┌────────
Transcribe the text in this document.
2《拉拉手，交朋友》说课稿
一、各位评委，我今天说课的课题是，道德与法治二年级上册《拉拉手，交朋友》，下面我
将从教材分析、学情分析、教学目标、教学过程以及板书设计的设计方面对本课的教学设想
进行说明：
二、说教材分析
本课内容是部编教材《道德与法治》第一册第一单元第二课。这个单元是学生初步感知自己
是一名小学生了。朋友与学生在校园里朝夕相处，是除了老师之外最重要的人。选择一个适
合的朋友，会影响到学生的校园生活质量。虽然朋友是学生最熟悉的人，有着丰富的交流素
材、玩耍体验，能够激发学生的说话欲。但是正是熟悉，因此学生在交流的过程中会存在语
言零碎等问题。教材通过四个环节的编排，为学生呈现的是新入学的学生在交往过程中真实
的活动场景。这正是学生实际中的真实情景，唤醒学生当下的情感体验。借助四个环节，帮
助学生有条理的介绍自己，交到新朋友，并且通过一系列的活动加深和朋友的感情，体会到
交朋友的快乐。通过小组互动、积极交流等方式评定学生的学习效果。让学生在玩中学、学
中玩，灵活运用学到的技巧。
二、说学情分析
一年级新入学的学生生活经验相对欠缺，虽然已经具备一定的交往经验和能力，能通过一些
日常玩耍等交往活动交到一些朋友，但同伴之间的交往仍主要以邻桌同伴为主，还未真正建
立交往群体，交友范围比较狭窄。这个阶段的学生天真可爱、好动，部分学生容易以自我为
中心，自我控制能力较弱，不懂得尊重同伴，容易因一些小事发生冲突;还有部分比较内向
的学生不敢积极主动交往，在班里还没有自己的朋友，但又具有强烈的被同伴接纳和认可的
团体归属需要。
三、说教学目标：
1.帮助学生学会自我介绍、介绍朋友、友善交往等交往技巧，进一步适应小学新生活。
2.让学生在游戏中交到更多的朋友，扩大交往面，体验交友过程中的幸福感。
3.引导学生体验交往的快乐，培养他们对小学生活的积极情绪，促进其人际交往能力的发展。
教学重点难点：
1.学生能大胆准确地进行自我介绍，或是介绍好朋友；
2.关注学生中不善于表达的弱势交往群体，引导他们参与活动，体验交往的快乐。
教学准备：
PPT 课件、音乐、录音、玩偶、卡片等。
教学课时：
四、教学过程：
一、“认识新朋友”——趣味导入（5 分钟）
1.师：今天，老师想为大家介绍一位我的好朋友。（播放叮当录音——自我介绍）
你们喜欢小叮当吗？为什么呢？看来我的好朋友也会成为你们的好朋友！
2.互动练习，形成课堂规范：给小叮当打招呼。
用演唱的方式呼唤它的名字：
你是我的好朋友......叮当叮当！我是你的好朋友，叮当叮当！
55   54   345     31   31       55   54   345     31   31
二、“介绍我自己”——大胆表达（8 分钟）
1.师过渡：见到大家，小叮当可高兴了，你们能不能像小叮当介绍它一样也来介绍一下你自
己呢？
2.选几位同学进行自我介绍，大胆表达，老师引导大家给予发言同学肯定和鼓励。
└────────
AIM: Please reproduce the entire listing, exactly as shown.

FINAL RESULT:
Transcribe the text in this document.
2《拉拉手，交朋友》说课稿
一、各位评委，我今天说课的课题是，道德与法治二年级上册《拉拉手，交朋友》，下面我
将从教材分析、学情分析、教学目标、教学过程以及板书设计的设计方面对本课的教学设想
进行说明：
二、说教材分析
本课内容是部编教材《道德与法治》第一册第一单元第二课。这个单元是学生初步感知自己
是一名小学生了。朋友与学生在校园里朝夕相处，是除了老师之外最重要的人。选择一个适
合的朋友，会影响到学生的校园生活质量。虽然朋友是学生最熟悉的人，有着丰富的交流素
材、玩耍体验，能够激发学生的说话欲。但是正是熟悉，因此学生在交流的过程中会存在语
言零碎等问题。教材通过四个环节的编排，为学生呈现的是新入学的学生在交往过程中真实
的活动场景。这正是学生实际中的真实情景，唤醒学生当下的情感体验。借助四个环节，帮
助学生有条理的介绍自己，交到新朋友，并且通过一系列的活动加深和朋友的感情，体会到
交朋友的快乐。通过小组互动、积极交流等方式评定学生的学习效果。让学生在玩中学、学
中玩，灵活运用学到的技巧。
二、说学情分析
一年级新入学的学生生活经验相对欠缺，虽然已经具备一定的交往经验和能力，能通过一些
日常玩耍等交往活动交到一些朋友，但同伴之间的交往仍主要以邻桌同伴为主，还未真正建
立交往群体，交友范围比较狭窄。这个阶段的学生天真可爱、好动，部分学生容易以自我为
中心，自我控制能力较弱，不懂得尊重同伴，容易因一些小事发生冲突;还有部分比较内向
的学生不敢积极主动交往，在班里还没有自己的朋友，但又具有强烈的被同伴接纳和认可的
团体归属需要。
三、说教学目标：
1.帮助学生学会自我介绍、介绍朋友、友善交往等交往技巧，进一步适应小学新生活。
2.让学生在游戏中交到更多的朋友，扩大交往面，体验交友过程中的幸福感。
3.引导学生体验交往的快乐，培养他们对小学生活的积极情绪，促进其人际交往能力的发展。
教学重点难点：
1.学生能大胆准确地进行自我介绍，或是介绍好朋友；
2.关注学生中不善于表达的弱势交往群体，引导他们参与活动，体验交往的快乐。
教学准备：
PPT 课件、音乐、录音、玩偶、卡片等。
教学课时：
四、教学过程：
一、“认识新朋友”——趣味导入（5 分钟）
1.师：今天，老师想为大家介绍一位我的好朋友。（播放叮当录音——自我介绍）
你们喜欢小叮当吗？为什么呢？看来我的好朋友也会成为你们的好朋友！
2.互动练习，形成课堂规范：给小叮当打招呼。
用演唱的方式呼唤它的名字：
你是我的好朋友......叮当叮当！我是你的好朋友，叮当叮当！
55   54   345     31   31       55   54   345     31   31
二、“介绍我自己”——大胆表达（8 分钟）
1.师过渡：见到大家，小叮当可高兴了，你们能不能像小叮当介绍它一样也来介绍一下你自
己呢？
2.选几位同学进行自我介绍，大胆表达，老师引导大家给予发言同学肯定和鼓励。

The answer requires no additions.